2e
2e- Peygamberlerin
Mucizeleri
2e1-
Peygamberlerin Mucizelerle Desteklenmesi
Musa (çölde) kavmi için su
istemişti de biz ona: Değneğinle taşa vur! demiştik. Derhal (taştan) oniki
kaynak fışkırdı. Her bölük, içeceği kaynağı bildi. (Onlara:) Allah'ın rızkından
yeyin, için, sakın yeryüzünde bozgunculuk etmeyin, dedik. (Bakara: 2/60)
Andolsun biz Musa'ya Kitab'ı
verdik. Ondan sonra ardarda peygamberler gönderdik. Meryem oğlu İsa'ya da
mucizeler verdik. Ve onu, Rûhu'l-Kudüs (Cebrail) ile destekledik. (Ne var ki)
gönlünüzün arzulamadığı şeyleri söyleyen bir elçi geldikçe, ona karşı büyüklük
tasladınız. (Size gelen) peygamberlerden bir kısmını yalanladınız, bir kısmını
da öldürdünüz. (Bakara: 2/87)
Andolsun Musa size apaçık
mucizeler getirmişti. Sonra onun ardından, zalimler olarak buzağıyı (tanrı)
edindiniz. (Bakara: 2/92)
Andolsun ki sana apaçık âyetler
indirdik. (Ey Muhammed!) Onları ancak fâsıklar inkar eder. (Bakara: 2/99)
O, İsrailoğullarına bir elçi
olacak (ve onlara şöyle diyecek:) Size Rabbinizden bir mucize getirdim: Size
çamurdan bir kuş sureti yapar, ona üflerim ve Allah'ın izni ile o kuş oluverir.
Yine Allah'ın izni ile körü ve alacalıyı iyileştirir, ölüleri diriltirim. Ayrıca
evlerinizde ne yeyip ne biriktirdiğinizi size haber veririm. Eğer inanan
kimseler iseniz, bunda sizin için bir ibret vardır. (Al-i İmran: 3/49)
Benden önce gelen Tevrat'ı
doğrulayıcı olarak ve size haram kılınan bazı şeyleri de helal kılmam için
gönderildim. Size Rabbinizden bir mucize getirdim. O halde Allah'tan korkun,
bana da itaat edin. (Al-i İmran: 3/50)
Allah buyurmuştu ki: Ey İsa!

(Koordinat işaretleme kayıtları)
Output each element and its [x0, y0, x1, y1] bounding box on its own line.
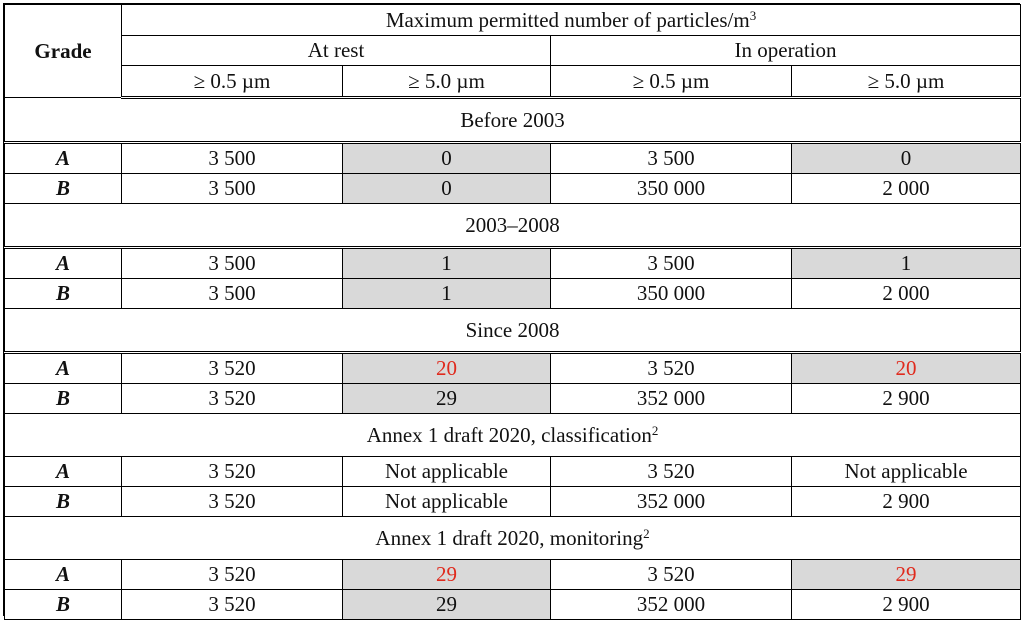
- table-row: [5, 487, 1021, 517]
- section-row: [5, 204, 1021, 248]
- section-row: [5, 414, 1021, 457]
- table-row: [5, 457, 1021, 487]
- section-title: [5, 204, 1021, 248]
- grade-cell: B: [5, 279, 122, 309]
- table-row: [5, 248, 1021, 279]
- rest-05-cell: 3 500: [122, 143, 343, 174]
- op-50-header: ≥ 5.0 µm: [792, 66, 1021, 98]
- grade-cell: A: [5, 248, 122, 279]
- op-05-header: ≥ 0.5 µm: [551, 66, 792, 98]
- section-title: [5, 414, 1021, 457]
- op-05-cell: 352 000: [551, 590, 792, 620]
- op-50-cell: 2 000: [792, 279, 1021, 309]
- op-05-cell: 3 520: [551, 457, 792, 487]
- rest-05-cell: 3 500: [122, 174, 343, 204]
- op-50-cell-highlighted: 29: [792, 560, 1021, 590]
- at-rest-header: At rest: [122, 36, 551, 66]
- op-05-cell: 3 520: [551, 353, 792, 384]
- rest-50-cell: 29: [343, 384, 551, 414]
- table-title-superscript: 3: [749, 7, 757, 23]
- op-50-cell-highlighted: 20: [792, 353, 1021, 384]
- section-title-text: 2003–2008: [465, 212, 560, 237]
- op-50-cell: 2 900: [792, 590, 1021, 620]
- header-row-3: [5, 66, 1021, 98]
- header-row-2: [5, 36, 1021, 66]
- table-row: [5, 174, 1021, 204]
- table-row: [5, 590, 1021, 620]
- op-50-cell: 2 000: [792, 174, 1021, 204]
- rest-50-cell-highlighted: 20: [343, 353, 551, 384]
- op-50-cell: 2 900: [792, 384, 1021, 414]
- section-title: [5, 98, 1021, 143]
- table-row: [5, 353, 1021, 384]
- section-row: [5, 517, 1021, 560]
- rest-50-cell: 29: [343, 590, 551, 620]
- op-05-cell: 3 520: [551, 560, 792, 590]
- rest-05-cell: 3 500: [122, 248, 343, 279]
- table-title-text: Maximum permitted number of particles/m: [385, 7, 750, 32]
- section-title-superscript: 2: [643, 525, 650, 541]
- op-50-cell: 1: [792, 248, 1021, 279]
- section-title-text: Annex 1 draft 2020, classification: [366, 422, 652, 447]
- op-05-cell: 352 000: [551, 384, 792, 414]
- rest-05-cell: 3 520: [122, 384, 343, 414]
- table-row: [5, 279, 1021, 309]
- section-title-superscript: 2: [651, 422, 659, 438]
- grade-cell: B: [5, 384, 122, 414]
- rest-50-cell: 1: [343, 248, 551, 279]
- op-05-cell: 350 000: [551, 279, 792, 309]
- op-50-cell: 0: [792, 143, 1021, 174]
- rest-05-header: ≥ 0.5 µm: [122, 66, 343, 98]
- grade-cell: B: [5, 590, 122, 620]
- table-row: [5, 560, 1021, 590]
- particle-limits-table-container: [3, 3, 1020, 616]
- section-title: [5, 309, 1021, 353]
- rest-50-cell: 0: [343, 143, 551, 174]
- grade-header: Grade: [5, 5, 122, 98]
- grade-cell: B: [5, 174, 122, 204]
- rest-05-cell: 3 520: [122, 457, 343, 487]
- particle-limits-table: [4, 4, 1021, 620]
- section-row: [5, 309, 1021, 353]
- section-title-text: Annex 1 draft 2020, monitoring: [375, 525, 644, 550]
- grade-cell: A: [5, 353, 122, 384]
- table-title: [122, 5, 1021, 36]
- op-05-cell: 350 000: [551, 174, 792, 204]
- table-row: [5, 143, 1021, 174]
- grade-cell: B: [5, 487, 122, 517]
- op-05-cell: 352 000: [551, 487, 792, 517]
- section-title-text: Before 2003: [460, 107, 565, 132]
- rest-50-cell-highlighted: 29: [343, 560, 551, 590]
- rest-05-cell: 3 520: [122, 353, 343, 384]
- rest-50-cell: Not applicable: [343, 457, 551, 487]
- rest-05-cell: 3 520: [122, 560, 343, 590]
- rest-50-cell: 1: [343, 279, 551, 309]
- rest-50-cell: Not applicable: [343, 487, 551, 517]
- rest-05-cell: 3 520: [122, 487, 343, 517]
- header-row-1: [5, 5, 1021, 36]
- section-title: [5, 517, 1021, 560]
- section-title-text: Since 2008: [465, 317, 560, 342]
- op-05-cell: 3 500: [551, 248, 792, 279]
- table-row: [5, 384, 1021, 414]
- op-50-cell: 2 900: [792, 487, 1021, 517]
- rest-50-cell: 0: [343, 174, 551, 204]
- section-row: [5, 98, 1021, 143]
- rest-05-cell: 3 500: [122, 279, 343, 309]
- in-operation-header: In operation: [551, 36, 1021, 66]
- rest-50-header: ≥ 5.0 µm: [343, 66, 551, 98]
- rest-05-cell: 3 520: [122, 590, 343, 620]
- op-05-cell: 3 500: [551, 143, 792, 174]
- grade-cell: A: [5, 457, 122, 487]
- op-50-cell: Not applicable: [792, 457, 1021, 487]
- grade-cell: A: [5, 143, 122, 174]
- grade-cell: A: [5, 560, 122, 590]
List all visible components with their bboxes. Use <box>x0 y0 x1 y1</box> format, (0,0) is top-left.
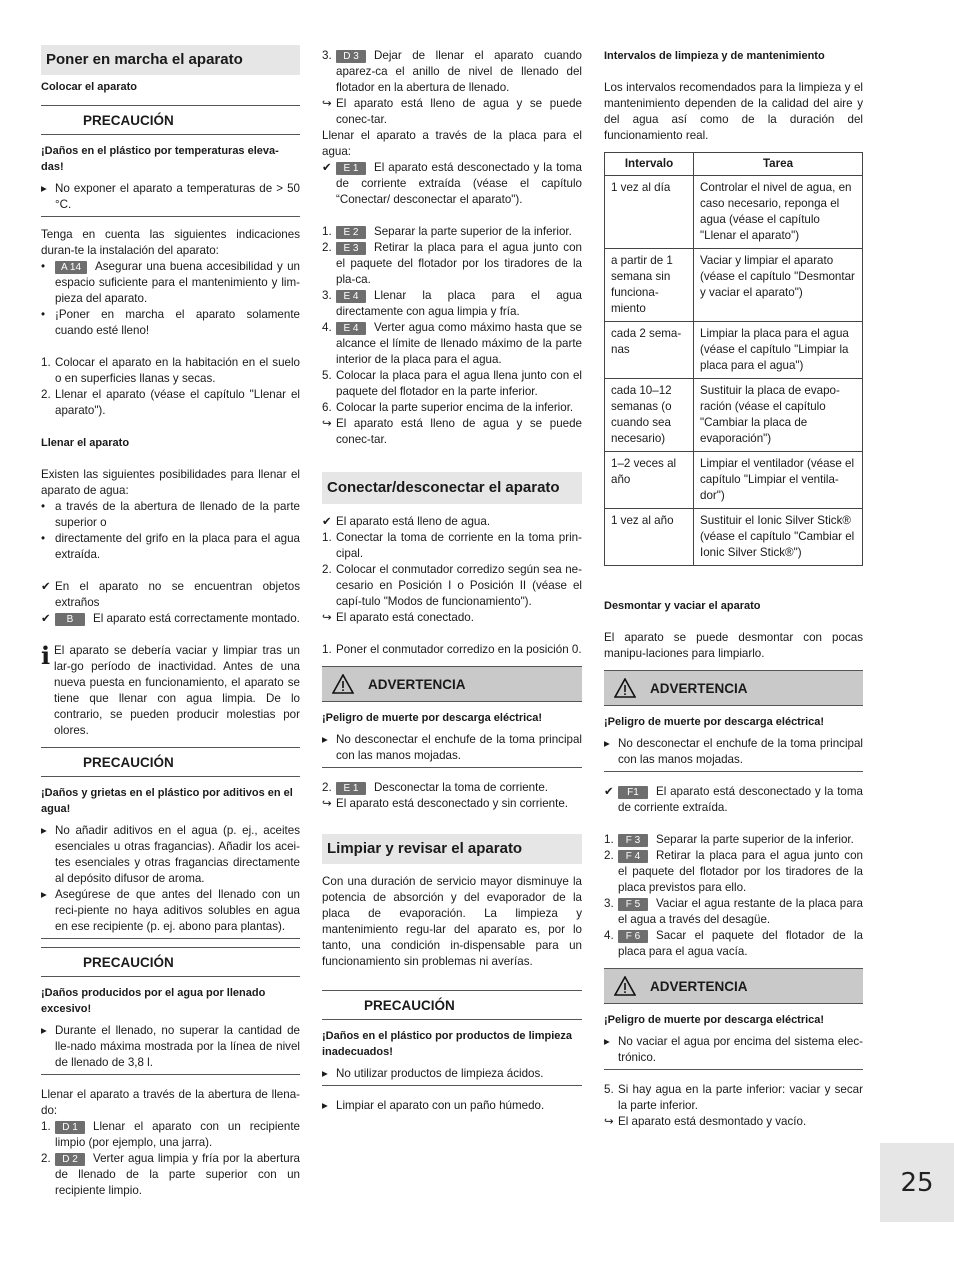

### Alıştırma Görevi
Peygamberlerin mucizeleri üzerine olan metinde "Benden önce gelen" sözlerinden başlayıp aşağıya, "ki: Ey İsa!" sözlerine kadar uzanan bölümün tamamını hiç değiştirmeden yazıya geçirin.

### Cevap
Benden önce gelen Tevrat'ı
doğrulayıcı olarak ve size haram kılınan bazı şeyleri de helal kılmam için
gönderildim. Size Rabbinizden bir mucize getirdim. O halde Allah'tan korkun,
bana da itaat edin. (Al-i İmran: 3/50)
Allah buyurmuştu ki: Ey İsa!